Material to process:
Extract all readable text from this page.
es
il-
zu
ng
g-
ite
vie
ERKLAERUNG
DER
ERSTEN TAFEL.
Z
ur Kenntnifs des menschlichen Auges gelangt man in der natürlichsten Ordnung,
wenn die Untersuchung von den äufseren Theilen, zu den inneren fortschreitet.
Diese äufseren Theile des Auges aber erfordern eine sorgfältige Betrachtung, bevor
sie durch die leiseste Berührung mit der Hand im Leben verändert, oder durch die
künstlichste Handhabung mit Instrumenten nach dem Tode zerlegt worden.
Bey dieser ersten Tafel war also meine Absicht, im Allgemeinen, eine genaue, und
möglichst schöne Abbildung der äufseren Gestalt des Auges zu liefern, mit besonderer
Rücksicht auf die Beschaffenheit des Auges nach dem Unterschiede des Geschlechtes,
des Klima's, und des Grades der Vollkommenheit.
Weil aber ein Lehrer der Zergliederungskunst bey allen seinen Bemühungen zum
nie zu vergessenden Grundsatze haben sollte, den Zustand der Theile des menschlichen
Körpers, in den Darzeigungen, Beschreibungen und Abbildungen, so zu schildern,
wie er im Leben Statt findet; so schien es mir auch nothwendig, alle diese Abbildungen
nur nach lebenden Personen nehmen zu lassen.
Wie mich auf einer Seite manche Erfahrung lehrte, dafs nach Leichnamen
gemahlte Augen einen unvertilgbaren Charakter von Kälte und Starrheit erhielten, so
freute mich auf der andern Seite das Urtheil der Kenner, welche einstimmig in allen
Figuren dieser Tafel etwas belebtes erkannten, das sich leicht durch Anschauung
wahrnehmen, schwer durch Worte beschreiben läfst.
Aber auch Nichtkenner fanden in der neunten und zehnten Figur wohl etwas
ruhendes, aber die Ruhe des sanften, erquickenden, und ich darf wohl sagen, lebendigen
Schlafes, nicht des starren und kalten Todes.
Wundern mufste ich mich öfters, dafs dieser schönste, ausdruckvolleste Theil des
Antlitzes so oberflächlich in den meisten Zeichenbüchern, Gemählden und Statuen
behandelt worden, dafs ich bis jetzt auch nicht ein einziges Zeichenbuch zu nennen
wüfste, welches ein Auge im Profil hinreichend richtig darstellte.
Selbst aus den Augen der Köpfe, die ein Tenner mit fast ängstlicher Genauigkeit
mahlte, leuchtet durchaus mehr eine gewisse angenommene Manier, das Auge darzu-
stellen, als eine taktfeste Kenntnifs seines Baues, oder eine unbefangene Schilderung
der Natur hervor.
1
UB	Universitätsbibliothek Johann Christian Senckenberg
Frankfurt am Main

Task objective:
Repeat all the lines above, keeping them exactly as they are.

Final answer:
Extract all readable text from this page.
es
il-
zu
ng
g-
ite
vie
ERKLAERUNG
DER
ERSTEN TAFEL.
Z
ur Kenntnifs des menschlichen Auges gelangt man in der natürlichsten Ordnung,
wenn die Untersuchung von den äufseren Theilen, zu den inneren fortschreitet.
Diese äufseren Theile des Auges aber erfordern eine sorgfältige Betrachtung, bevor
sie durch die leiseste Berührung mit der Hand im Leben verändert, oder durch die
künstlichste Handhabung mit Instrumenten nach dem Tode zerlegt worden.
Bey dieser ersten Tafel war also meine Absicht, im Allgemeinen, eine genaue, und
möglichst schöne Abbildung der äufseren Gestalt des Auges zu liefern, mit besonderer
Rücksicht auf die Beschaffenheit des Auges nach dem Unterschiede des Geschlechtes,
des Klima's, und des Grades der Vollkommenheit.
Weil aber ein Lehrer der Zergliederungskunst bey allen seinen Bemühungen zum
nie zu vergessenden Grundsatze haben sollte, den Zustand der Theile des menschlichen
Körpers, in den Darzeigungen, Beschreibungen und Abbildungen, so zu schildern,
wie er im Leben Statt findet; so schien es mir auch nothwendig, alle diese Abbildungen
nur nach lebenden Personen nehmen zu lassen.
Wie mich auf einer Seite manche Erfahrung lehrte, dafs nach Leichnamen
gemahlte Augen einen unvertilgbaren Charakter von Kälte und Starrheit erhielten, so
freute mich auf der andern Seite das Urtheil der Kenner, welche einstimmig in allen
Figuren dieser Tafel etwas belebtes erkannten, das sich leicht durch Anschauung
wahrnehmen, schwer durch Worte beschreiben läfst.
Aber auch Nichtkenner fanden in der neunten und zehnten Figur wohl etwas
ruhendes, aber die Ruhe des sanften, erquickenden, und ich darf wohl sagen, lebendigen
Schlafes, nicht des starren und kalten Todes.
Wundern mufste ich mich öfters, dafs dieser schönste, ausdruckvolleste Theil des
Antlitzes so oberflächlich in den meisten Zeichenbüchern, Gemählden und Statuen
behandelt worden, dafs ich bis jetzt auch nicht ein einziges Zeichenbuch zu nennen
wüfste, welches ein Auge im Profil hinreichend richtig darstellte.
Selbst aus den Augen der Köpfe, die ein Tenner mit fast ängstlicher Genauigkeit
mahlte, leuchtet durchaus mehr eine gewisse angenommene Manier, das Auge darzu-
stellen, als eine taktfeste Kenntnifs seines Baues, oder eine unbefangene Schilderung
der Natur hervor.
1
UB	Universitätsbibliothek Johann Christian Senckenberg
Frankfurt am Main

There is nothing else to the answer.